* **Set exercise**
Return the material exactly as supplied, apart from the pictures, which are omitted.

* **Records shown**
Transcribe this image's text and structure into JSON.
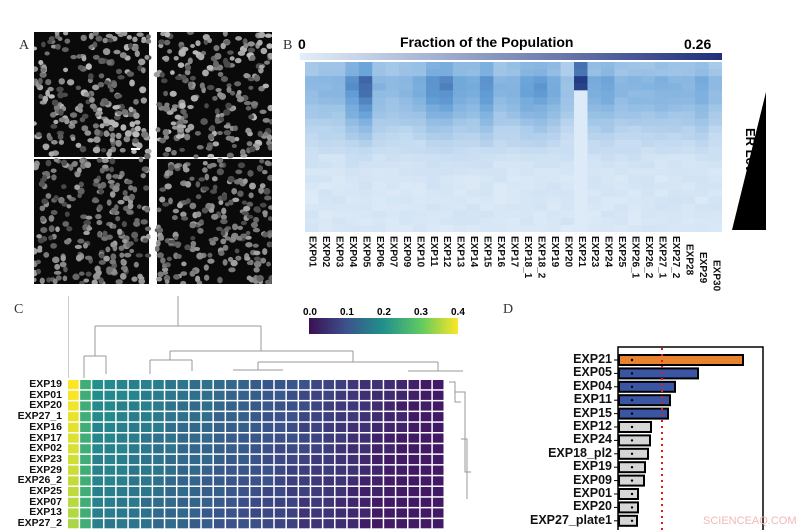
{
  "panels": {
    "a": "A",
    "b": "B",
    "c": "C",
    "d": "D"
  },
  "panel_b": {
    "colorbar_title": "Fraction of the Population",
    "colorbar_min": "0",
    "colorbar_max": "0.26",
    "colorbar_colors": [
      "#e3eef9",
      "#1f2f7a"
    ],
    "y_axis_label": "ER Level",
    "columns": [
      "EXP01",
      "EXP02",
      "EXP03",
      "EXP04",
      "EXP05",
      "EXP06",
      "EXP07",
      "EXP09",
      "EXP10",
      "EXP11",
      "EXP12",
      "EXP13",
      "EXP14",
      "EXP15",
      "EXP16",
      "EXP17",
      "EXP18_1",
      "EXP18_2",
      "EXP19",
      "EXP20",
      "EXP21",
      "EXP23",
      "EXP24",
      "EXP25",
      "EXP26_1",
      "EXP26_2",
      "EXP27_1",
      "EXP27_2",
      "EXP28",
      "EXP29",
      "EXP30"
    ],
    "column_peaks": [
      0.09,
      0.1,
      0.1,
      0.16,
      0.2,
      0.1,
      0.09,
      0.1,
      0.12,
      0.16,
      0.17,
      0.13,
      0.12,
      0.16,
      0.1,
      0.11,
      0.14,
      0.15,
      0.12,
      0.08,
      0.26,
      0.12,
      0.13,
      0.1,
      0.1,
      0.1,
      0.11,
      0.1,
      0.1,
      0.12,
      0.09
    ]
  },
  "panel_c": {
    "colorbar_ticks": [
      "0.0",
      "0.1",
      "0.2",
      "0.3",
      "0.4"
    ],
    "colorbar_range": [
      0,
      0.4
    ],
    "rows": [
      "EXP19",
      "EXP01",
      "EXP20",
      "EXP27_1",
      "EXP16",
      "EXP17",
      "EXP02",
      "EXP23",
      "EXP29",
      "EXP26_2",
      "EXP25",
      "EXP07",
      "EXP13",
      "EXP27_2"
    ],
    "n_columns": 31
  },
  "panel_d": {
    "chart_data": {
      "type": "bar",
      "orientation": "horizontal",
      "categories": [
        "EXP21",
        "EXP05",
        "EXP04",
        "EXP11",
        "EXP15",
        "EXP12",
        "EXP24",
        "EXP18_pl2",
        "EXP19",
        "EXP09",
        "EXP01",
        "EXP20",
        "EXP27_plate1"
      ],
      "values": [
        124,
        79,
        56,
        51,
        49,
        32,
        31,
        29,
        26,
        25,
        19,
        19,
        18
      ],
      "colors": [
        "#e8822e",
        "#3a55a4",
        "#3a55a4",
        "#3a55a4",
        "#3a55a4",
        "#d6d6d6",
        "#d6d6d6",
        "#d6d6d6",
        "#d6d6d6",
        "#d6d6d6",
        "#d6d6d6",
        "#d6d6d6",
        "#d6d6d6"
      ],
      "threshold": 43,
      "xlim": [
        0,
        143
      ],
      "threshold_color": "#e02020"
    }
  },
  "watermark": "SCIENCEAQ.COM"
}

* **Output for this task**
Transcribe this image's text and structure into JSON.
{
  "panels": {
    "a": "A",
    "b": "B",
    "c": "C",
    "d": "D"
  },
  "panel_b": {
    "colorbar_title": "Fraction of the Population",
    "colorbar_min": "0",
    "colorbar_max": "0.26",
    "colorbar_colors": [
      "#e3eef9",
      "#1f2f7a"
    ],
    "y_axis_label": "ER Level",
    "columns": [
      "EXP01",
      "EXP02",
      "EXP03",
      "EXP04",
      "EXP05",
      "EXP06",
      "EXP07",
      "EXP09",
      "EXP10",
      "EXP11",
      "EXP12",
      "EXP13",
      "EXP14",
      "EXP15",
      "EXP16",
      "EXP17",
      "EXP18_1",
      "EXP18_2",
      "EXP19",
      "EXP20",
      "EXP21",
      "EXP23",
      "EXP24",
      "EXP25",
      "EXP26_1",
      "EXP26_2",
      "EXP27_1",
      "EXP27_2",
      "EXP28",
      "EXP29",
      "EXP30"
    ],
    "column_peaks": [
      0.09,
      0.1,
      0.1,
      0.16,
      0.2,
      0.1,
      0.09,
      0.1,
      0.12,
      0.16,
      0.17,
      0.13,
      0.12,
      0.16,
      0.1,
      0.11,
      0.14,
      0.15,
      0.12,
      0.08,
      0.26,
      0.12,
      0.13,
      0.1,
      0.1,
      0.1,
      0.11,
      0.1,
      0.1,
      0.12,
      0.09
    ]
  },
  "panel_c": {
    "colorbar_ticks": [
      "0.0",
      "0.1",
      "0.2",
      "0.3",
      "0.4"
    ],
    "colorbar_range": [
      0,
      0.4
    ],
    "rows": [
      "EXP19",
      "EXP01",
      "EXP20",
      "EXP27_1",
      "EXP16",
      "EXP17",
      "EXP02",
      "EXP23",
      "EXP29",
      "EXP26_2",
      "EXP25",
      "EXP07",
      "EXP13",
      "EXP27_2"
    ],
    "n_columns": 31
  },
  "panel_d": {
    "chart_data": {
      "type": "bar",
      "orientation": "horizontal",
      "categories": [
        "EXP21",
        "EXP05",
        "EXP04",
        "EXP11",
        "EXP15",
        "EXP12",
        "EXP24",
        "EXP18_pl2",
        "EXP19",
        "EXP09",
        "EXP01",
        "EXP20",
        "EXP27_plate1"
      ],
      "values": [
        124,
        79,
        56,
        51,
        49,
        32,
        31,
        29,
        26,
        25,
        19,
        19,
        18
      ],
      "colors": [
        "#e8822e",
        "#3a55a4",
        "#3a55a4",
        "#3a55a4",
        "#3a55a4",
        "#d6d6d6",
        "#d6d6d6",
        "#d6d6d6",
        "#d6d6d6",
        "#d6d6d6",
        "#d6d6d6",
        "#d6d6d6",
        "#d6d6d6"
      ],
      "threshold": 43,
      "xlim": [
        0,
        143
      ],
      "threshold_color": "#e02020"
    }
  },
  "watermark": "SCIENCEAQ.COM"
}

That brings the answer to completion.